Task to carry out: Every line of the records below should be restated exactly.

## START Provided data

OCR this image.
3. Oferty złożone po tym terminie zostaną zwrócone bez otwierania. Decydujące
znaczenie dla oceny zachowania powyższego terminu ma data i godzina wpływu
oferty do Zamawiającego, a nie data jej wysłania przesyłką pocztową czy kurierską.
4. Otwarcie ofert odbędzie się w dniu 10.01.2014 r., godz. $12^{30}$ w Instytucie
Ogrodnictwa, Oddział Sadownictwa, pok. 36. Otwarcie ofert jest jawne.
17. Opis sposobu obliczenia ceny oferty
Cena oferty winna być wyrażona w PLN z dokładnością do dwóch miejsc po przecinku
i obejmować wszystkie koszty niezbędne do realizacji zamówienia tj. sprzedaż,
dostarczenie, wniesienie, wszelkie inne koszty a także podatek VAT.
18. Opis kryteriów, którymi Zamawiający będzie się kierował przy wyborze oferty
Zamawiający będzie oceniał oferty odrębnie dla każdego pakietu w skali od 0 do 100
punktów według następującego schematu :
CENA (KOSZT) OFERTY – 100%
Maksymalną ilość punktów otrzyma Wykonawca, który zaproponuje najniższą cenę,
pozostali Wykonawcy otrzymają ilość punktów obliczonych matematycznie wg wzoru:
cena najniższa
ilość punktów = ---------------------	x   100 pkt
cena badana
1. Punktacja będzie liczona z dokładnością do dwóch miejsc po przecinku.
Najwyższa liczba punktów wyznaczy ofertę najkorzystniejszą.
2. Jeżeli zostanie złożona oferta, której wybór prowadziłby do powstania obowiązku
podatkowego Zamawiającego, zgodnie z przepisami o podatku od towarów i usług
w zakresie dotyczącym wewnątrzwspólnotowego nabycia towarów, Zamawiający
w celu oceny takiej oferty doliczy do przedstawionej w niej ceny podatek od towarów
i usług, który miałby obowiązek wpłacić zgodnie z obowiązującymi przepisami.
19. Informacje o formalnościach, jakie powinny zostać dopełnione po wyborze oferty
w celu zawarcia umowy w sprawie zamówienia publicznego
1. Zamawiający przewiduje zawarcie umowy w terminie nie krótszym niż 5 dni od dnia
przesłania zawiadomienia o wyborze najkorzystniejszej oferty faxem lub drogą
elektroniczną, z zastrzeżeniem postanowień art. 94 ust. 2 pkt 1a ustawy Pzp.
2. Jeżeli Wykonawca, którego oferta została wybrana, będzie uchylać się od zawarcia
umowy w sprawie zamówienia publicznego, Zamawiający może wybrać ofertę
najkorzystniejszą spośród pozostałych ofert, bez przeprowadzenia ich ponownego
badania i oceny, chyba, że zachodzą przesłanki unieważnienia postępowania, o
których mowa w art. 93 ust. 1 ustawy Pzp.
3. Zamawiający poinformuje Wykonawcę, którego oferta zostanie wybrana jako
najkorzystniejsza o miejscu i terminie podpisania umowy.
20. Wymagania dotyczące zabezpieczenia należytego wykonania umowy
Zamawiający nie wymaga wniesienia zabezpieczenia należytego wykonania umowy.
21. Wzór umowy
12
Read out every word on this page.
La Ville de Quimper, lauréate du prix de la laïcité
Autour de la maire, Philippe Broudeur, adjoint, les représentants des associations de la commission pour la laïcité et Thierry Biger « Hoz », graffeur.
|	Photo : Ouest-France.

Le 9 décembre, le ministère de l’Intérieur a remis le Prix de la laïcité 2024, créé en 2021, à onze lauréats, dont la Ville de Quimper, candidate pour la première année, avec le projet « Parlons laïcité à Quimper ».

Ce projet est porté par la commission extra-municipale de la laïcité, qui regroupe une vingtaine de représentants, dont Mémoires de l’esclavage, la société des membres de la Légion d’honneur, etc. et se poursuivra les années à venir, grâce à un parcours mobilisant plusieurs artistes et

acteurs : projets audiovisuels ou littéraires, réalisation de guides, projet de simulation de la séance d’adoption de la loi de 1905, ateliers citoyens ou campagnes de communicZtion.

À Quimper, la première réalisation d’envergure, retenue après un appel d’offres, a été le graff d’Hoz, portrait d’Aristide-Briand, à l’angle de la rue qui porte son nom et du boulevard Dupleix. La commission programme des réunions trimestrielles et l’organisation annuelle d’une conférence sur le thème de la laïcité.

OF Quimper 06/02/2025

## END Provided data

Solution for this task:
OCR this image.
3. Oferty złożone po tym terminie zostaną zwrócone bez otwierania. Decydujące
znaczenie dla oceny zachowania powyższego terminu ma data i godzina wpływu
oferty do Zamawiającego, a nie data jej wysłania przesyłką pocztową czy kurierską.
4. Otwarcie ofert odbędzie się w dniu 10.01.2014 r., godz. $12^{30}$ w Instytucie
Ogrodnictwa, Oddział Sadownictwa, pok. 36. Otwarcie ofert jest jawne.
17. Opis sposobu obliczenia ceny oferty
Cena oferty winna być wyrażona w PLN z dokładnością do dwóch miejsc po przecinku
i obejmować wszystkie koszty niezbędne do realizacji zamówienia tj. sprzedaż,
dostarczenie, wniesienie, wszelkie inne koszty a także podatek VAT.
18. Opis kryteriów, którymi Zamawiający będzie się kierował przy wyborze oferty
Zamawiający będzie oceniał oferty odrębnie dla każdego pakietu w skali od 0 do 100
punktów według następującego schematu :
CENA (KOSZT) OFERTY – 100%
Maksymalną ilość punktów otrzyma Wykonawca, który zaproponuje najniższą cenę,
pozostali Wykonawcy otrzymają ilość punktów obliczonych matematycznie wg wzoru:
cena najniższa
ilość punktów = ---------------------	x   100 pkt
cena badana
1. Punktacja będzie liczona z dokładnością do dwóch miejsc po przecinku.
Najwyższa liczba punktów wyznaczy ofertę najkorzystniejszą.
2. Jeżeli zostanie złożona oferta, której wybór prowadziłby do powstania obowiązku
podatkowego Zamawiającego, zgodnie z przepisami o podatku od towarów i usług
w zakresie dotyczącym wewnątrzwspólnotowego nabycia towarów, Zamawiający
w celu oceny takiej oferty doliczy do przedstawionej w niej ceny podatek od towarów
i usług, który miałby obowiązek wpłacić zgodnie z obowiązującymi przepisami.
19. Informacje o formalnościach, jakie powinny zostać dopełnione po wyborze oferty
w celu zawarcia umowy w sprawie zamówienia publicznego
1. Zamawiający przewiduje zawarcie umowy w terminie nie krótszym niż 5 dni od dnia
przesłania zawiadomienia o wyborze najkorzystniejszej oferty faxem lub drogą
elektroniczną, z zastrzeżeniem postanowień art. 94 ust. 2 pkt 1a ustawy Pzp.
2. Jeżeli Wykonawca, którego oferta została wybrana, będzie uchylać się od zawarcia
umowy w sprawie zamówienia publicznego, Zamawiający może wybrać ofertę
najkorzystniejszą spośród pozostałych ofert, bez przeprowadzenia ich ponownego
badania i oceny, chyba, że zachodzą przesłanki unieważnienia postępowania, o
których mowa w art. 93 ust. 1 ustawy Pzp.
3. Zamawiający poinformuje Wykonawcę, którego oferta zostanie wybrana jako
najkorzystniejsza o miejscu i terminie podpisania umowy.
20. Wymagania dotyczące zabezpieczenia należytego wykonania umowy
Zamawiający nie wymaga wniesienia zabezpieczenia należytego wykonania umowy.
21. Wzór umowy
12
Read out every word on this page.
La Ville de Quimper, lauréate du prix de la laïcité
Autour de la maire, Philippe Broudeur, adjoint, les représentants des associations de la commission pour la laïcité et Thierry Biger « Hoz », graffeur.
|	Photo : Ouest-France.

Le 9 décembre, le ministère de l’Intérieur a remis le Prix de la laïcité 2024, créé en 2021, à onze lauréats, dont la Ville de Quimper, candidate pour la première année, avec le projet « Parlons laïcité à Quimper ».

Ce projet est porté par la commission extra-municipale de la laïcité, qui regroupe une vingtaine de représentants, dont Mémoires de l’esclavage, la société des membres de la Légion d’honneur, etc. et se poursuivra les années à venir, grâce à un parcours mobilisant plusieurs artistes et

acteurs : projets audiovisuels ou littéraires, réalisation de guides, projet de simulation de la séance d’adoption de la loi de 1905, ateliers citoyens ou campagnes de communicZtion.

À Quimper, la première réalisation d’envergure, retenue après un appel d’offres, a été le graff d’Hoz, portrait d’Aristide-Briand, à l’angle de la rue qui porte son nom et du boulevard Dupleix. La commission programme des réunions trimestrielles et l’organisation annuelle d’une conférence sur le thème de la laïcité.

OF Quimper 06/02/2025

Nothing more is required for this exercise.